Output all the entries word for word. Omit the pictures.

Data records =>

==========

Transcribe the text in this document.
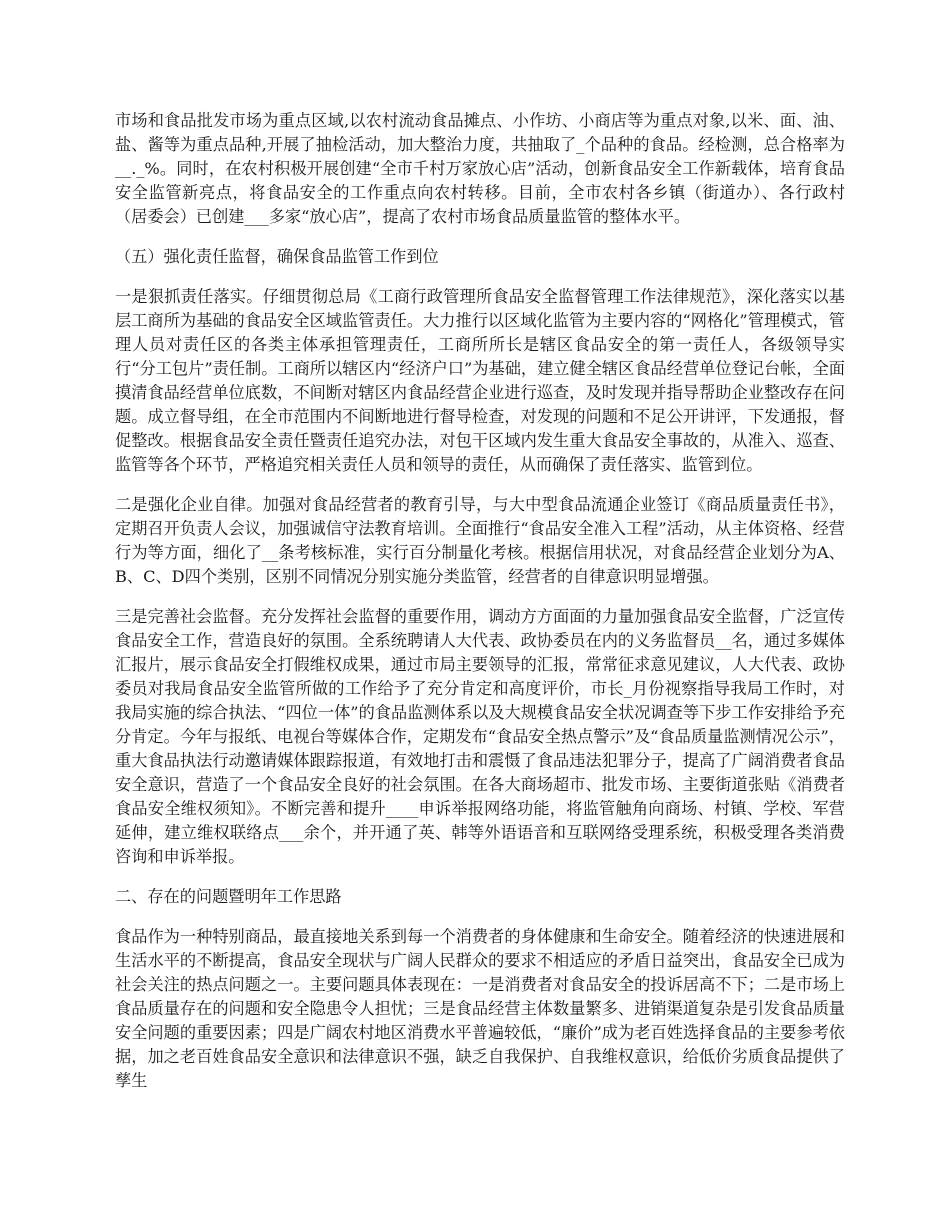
市场和食品批发市场为重点区域,以农村流动食品摊点、小作坊、小商店等为重点对象,以米、面、油、盐、酱等为重点品种,开展了抽检活动，加大整治力度，共抽取了_个品种的食品。经检测，总合格率为__._%。同时，在农村积极开展创建“全市千村万家放心店”活动，创新食品安全工作新载体，培育食品安全监管新亮点，将食品安全的工作重点向农村转移。目前，全市农村各乡镇（街道办）、各行政村（居委会）已创建___多家“放心店”，提高了农村市场食品质量监管的整体水平。

（五）强化责任监督，确保食品监管工作到位

一是狠抓责任落实。仔细贯彻总局《工商行政管理所食品安全监督管理工作法律规范》，深化落实以基层工商所为基础的食品安全区域监管责任。大力推行以区域化监管为主要内容的“网格化”管理模式，管理人员对责任区的各类主体承担管理责任，工商所所长是辖区食品安全的第一责任人，各级领导实行“分工包片”责任制。工商所以辖区内“经济户口”为基础，建立健全辖区食品经营单位登记台帐，全面摸清食品经营单位底数，不间断对辖区内食品经营企业进行巡查，及时发现并指导帮助企业整改存在问题。成立督导组，在全市范围内不间断地进行督导检查，对发现的问题和不足公开讲评，下发通报，督促整改。根据食品安全责任暨责任追究办法，对包干区域内发生重大食品安全事故的，从准入、巡查、监管等各个环节，严格追究相关责任人员和领导的责任，从而确保了责任落实、监管到位。

二是强化企业自律。加强对食品经营者的教育引导，与大中型食品流通企业签订《商品质量责任书》，定期召开负责人会议，加强诚信守法教育培训。全面推行“食品安全准入工程”活动，从主体资格、经营行为等方面，细化了__条考核标准，实行百分制量化考核。根据信用状况，对食品经营企业划分为A、B、C、D四个类别，区别不同情况分别实施分类监管，经营者的自律意识明显增强。

三是完善社会监督。充分发挥社会监督的重要作用，调动方方面面的力量加强食品安全监督，广泛宣传食品安全工作，营造良好的氛围。全系统聘请人大代表、政协委员在内的义务监督员__名，通过多媒体汇报片，展示食品安全打假维权成果，通过市局主要领导的汇报，常常征求意见建议，人大代表、政协委员对我局食品安全监管所做的工作给予了充分肯定和高度评价，市长_月份视察指导我局工作时，对我局实施的综合执法、“四位一体”的食品监测体系以及大规模食品安全状况调查等下步工作安排给予充分肯定。今年与报纸、电视台等媒体合作，定期发布“食品安全热点警示”及“食品质量监测情况公示”，重大食品执法行动邀请媒体跟踪报道，有效地打击和震慑了食品违法犯罪分子，提高了广阔消费者食品安全意识，营造了一个食品安全良好的社会氛围。在各大商场超市、批发市场、主要街道张贴《消费者食品安全维权须知》。不断完善和提升____申诉举报网络功能，将监管触角向商场、村镇、学校、军营延伸，建立维权联络点___余个，并开通了英、韩等外语语音和互联网络受理系统，积极受理各类消费咨询和申诉举报。

二、存在的问题暨明年工作思路

食品作为一种特别商品，最直接地关系到每一个消费者的身体健康和生命安全。随着经济的快速进展和生活水平的不断提高，食品安全现状与广阔人民群众的要求不相适应的矛盾日益突出，食品安全已成为社会关注的热点问题之一。主要问题具体表现在：一是消费者对食品安全的投诉居高不下；二是市场上食品质量存在的问题和安全隐患令人担忧；三是食品经营主体数量繁多、进销渠道复杂是引发食品质量安全问题的重要因素；四是广阔农村地区消费水平普遍较低，“廉价”成为老百姓选择食品的主要参考依据，加之老百姓食品安全意识和法律意识不强，缺乏自我保护、自我维权意识，给低价劣质食品提供了孳生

==========

FINISHED EXERCISE =>
Transcribe the text in this document.
市场和食品批发市场为重点区域,以农村流动食品摊点、小作坊、小商店等为重点对象,以米、面、油、盐、酱等为重点品种,开展了抽检活动，加大整治力度，共抽取了_个品种的食品。经检测，总合格率为__._%。同时，在农村积极开展创建“全市千村万家放心店”活动，创新食品安全工作新载体，培育食品安全监管新亮点，将食品安全的工作重点向农村转移。目前，全市农村各乡镇（街道办）、各行政村（居委会）已创建___多家“放心店”，提高了农村市场食品质量监管的整体水平。

（五）强化责任监督，确保食品监管工作到位

一是狠抓责任落实。仔细贯彻总局《工商行政管理所食品安全监督管理工作法律规范》，深化落实以基层工商所为基础的食品安全区域监管责任。大力推行以区域化监管为主要内容的“网格化”管理模式，管理人员对责任区的各类主体承担管理责任，工商所所长是辖区食品安全的第一责任人，各级领导实行“分工包片”责任制。工商所以辖区内“经济户口”为基础，建立健全辖区食品经营单位登记台帐，全面摸清食品经营单位底数，不间断对辖区内食品经营企业进行巡查，及时发现并指导帮助企业整改存在问题。成立督导组，在全市范围内不间断地进行督导检查，对发现的问题和不足公开讲评，下发通报，督促整改。根据食品安全责任暨责任追究办法，对包干区域内发生重大食品安全事故的，从准入、巡查、监管等各个环节，严格追究相关责任人员和领导的责任，从而确保了责任落实、监管到位。

二是强化企业自律。加强对食品经营者的教育引导，与大中型食品流通企业签订《商品质量责任书》，定期召开负责人会议，加强诚信守法教育培训。全面推行“食品安全准入工程”活动，从主体资格、经营行为等方面，细化了__条考核标准，实行百分制量化考核。根据信用状况，对食品经营企业划分为A、B、C、D四个类别，区别不同情况分别实施分类监管，经营者的自律意识明显增强。

三是完善社会监督。充分发挥社会监督的重要作用，调动方方面面的力量加强食品安全监督，广泛宣传食品安全工作，营造良好的氛围。全系统聘请人大代表、政协委员在内的义务监督员__名，通过多媒体汇报片，展示食品安全打假维权成果，通过市局主要领导的汇报，常常征求意见建议，人大代表、政协委员对我局食品安全监管所做的工作给予了充分肯定和高度评价，市长_月份视察指导我局工作时，对我局实施的综合执法、“四位一体”的食品监测体系以及大规模食品安全状况调查等下步工作安排给予充分肯定。今年与报纸、电视台等媒体合作，定期发布“食品安全热点警示”及“食品质量监测情况公示”，重大食品执法行动邀请媒体跟踪报道，有效地打击和震慑了食品违法犯罪分子，提高了广阔消费者食品安全意识，营造了一个食品安全良好的社会氛围。在各大商场超市、批发市场、主要街道张贴《消费者食品安全维权须知》。不断完善和提升____申诉举报网络功能，将监管触角向商场、村镇、学校、军营延伸，建立维权联络点___余个，并开通了英、韩等外语语音和互联网络受理系统，积极受理各类消费咨询和申诉举报。

二、存在的问题暨明年工作思路

食品作为一种特别商品，最直接地关系到每一个消费者的身体健康和生命安全。随着经济的快速进展和生活水平的不断提高，食品安全现状与广阔人民群众的要求不相适应的矛盾日益突出，食品安全已成为社会关注的热点问题之一。主要问题具体表现在：一是消费者对食品安全的投诉居高不下；二是市场上食品质量存在的问题和安全隐患令人担忧；三是食品经营主体数量繁多、进销渠道复杂是引发食品质量安全问题的重要因素；四是广阔农村地区消费水平普遍较低，“廉价”成为老百姓选择食品的主要参考依据，加之老百姓食品安全意识和法律意识不强，缺乏自我保护、自我维权意识，给低价劣质食品提供了孳生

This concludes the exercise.